### Written request:
Set the data down again, exactly as it reads, but without the pictures.

### Entries provided:
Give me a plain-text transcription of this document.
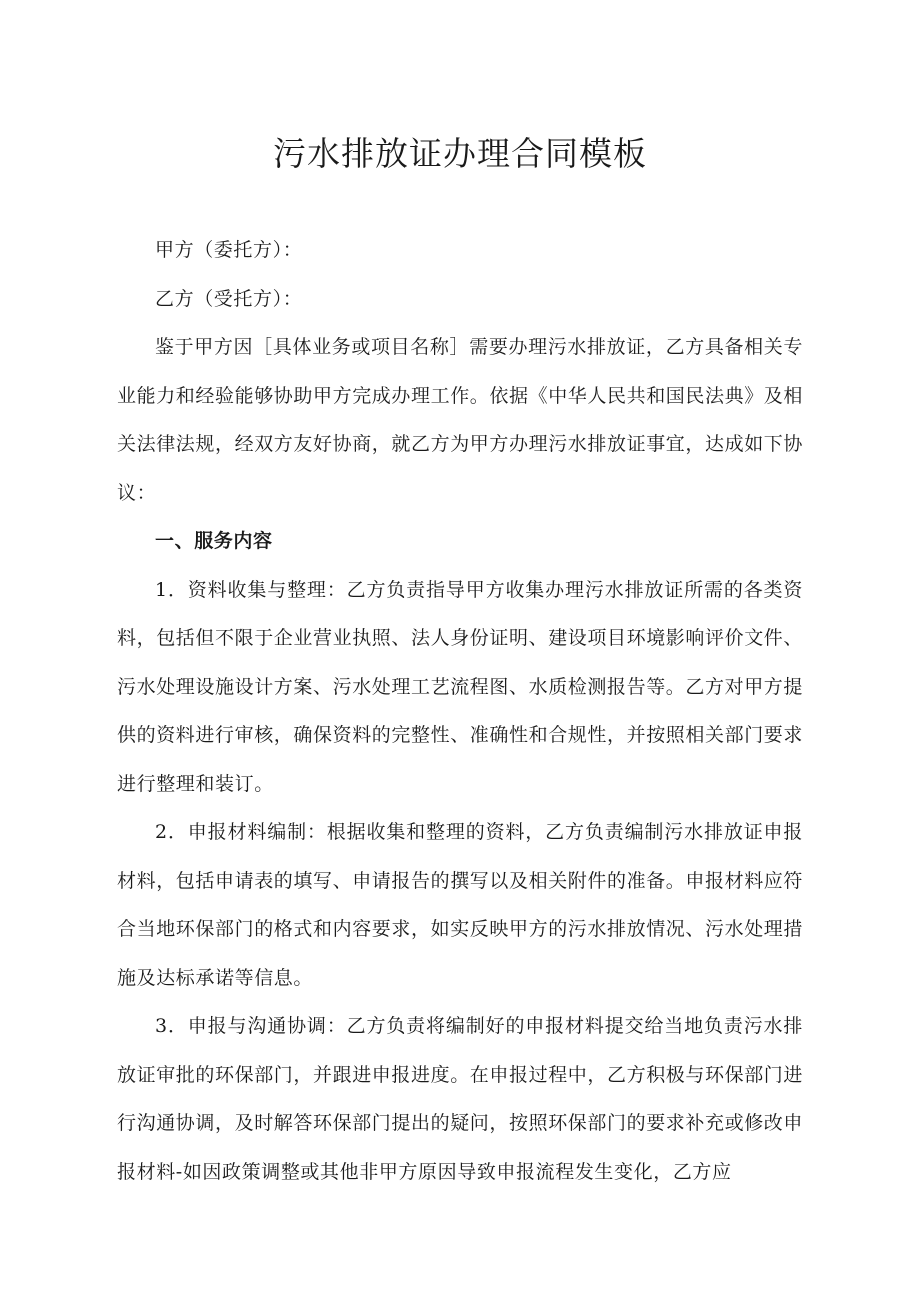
污水排放证办理合同模板

甲方（委托方）：

乙方（受托方）：

鉴于甲方因［具体业务或项目名称］需要办理污水排放证，乙方具备相关专业能力和经验能够协助甲方完成办理工作。依据《中华人民共和国民法典》及相关法律法规，经双方友好协商，就乙方为甲方办理污水排放证事宜，达成如下协议：

一、服务内容

1．资料收集与整理：乙方负责指导甲方收集办理污水排放证所需的各类资料，包括但不限于企业营业执照、法人身份证明、建设项目环境影响评价文件、污水处理设施设计方案、污水处理工艺流程图、水质检测报告等。乙方对甲方提供的资料进行审核，确保资料的完整性、准确性和合规性，并按照相关部门要求进行整理和装订。

2．申报材料编制：根据收集和整理的资料，乙方负责编制污水排放证申报材料，包括申请表的填写、申请报告的撰写以及相关附件的准备。申报材料应符合当地环保部门的格式和内容要求，如实反映甲方的污水排放情况、污水处理措施及达标承诺等信息。

3．申报与沟通协调：乙方负责将编制好的申报材料提交给当地负责污水排放证审批的环保部门，并跟进申报进度。在申报过程中，乙方积极与环保部门进行沟通协调，及时解答环保部门提出的疑问，按照环保部门的要求补充或修改申报材料-如因政策调整或其他非甲方原因导致申报流程发生变化，乙方应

### Finished answer:
Give me a plain-text transcription of this document.
污水排放证办理合同模板

甲方（委托方）：

乙方（受托方）：

鉴于甲方因［具体业务或项目名称］需要办理污水排放证，乙方具备相关专业能力和经验能够协助甲方完成办理工作。依据《中华人民共和国民法典》及相关法律法规，经双方友好协商，就乙方为甲方办理污水排放证事宜，达成如下协议：

一、服务内容

1．资料收集与整理：乙方负责指导甲方收集办理污水排放证所需的各类资料，包括但不限于企业营业执照、法人身份证明、建设项目环境影响评价文件、污水处理设施设计方案、污水处理工艺流程图、水质检测报告等。乙方对甲方提供的资料进行审核，确保资料的完整性、准确性和合规性，并按照相关部门要求进行整理和装订。

2．申报材料编制：根据收集和整理的资料，乙方负责编制污水排放证申报材料，包括申请表的填写、申请报告的撰写以及相关附件的准备。申报材料应符合当地环保部门的格式和内容要求，如实反映甲方的污水排放情况、污水处理措施及达标承诺等信息。

3．申报与沟通协调：乙方负责将编制好的申报材料提交给当地负责污水排放证审批的环保部门，并跟进申报进度。在申报过程中，乙方积极与环保部门进行沟通协调，及时解答环保部门提出的疑问，按照环保部门的要求补充或修改申报材料-如因政策调整或其他非甲方原因导致申报流程发生变化，乙方应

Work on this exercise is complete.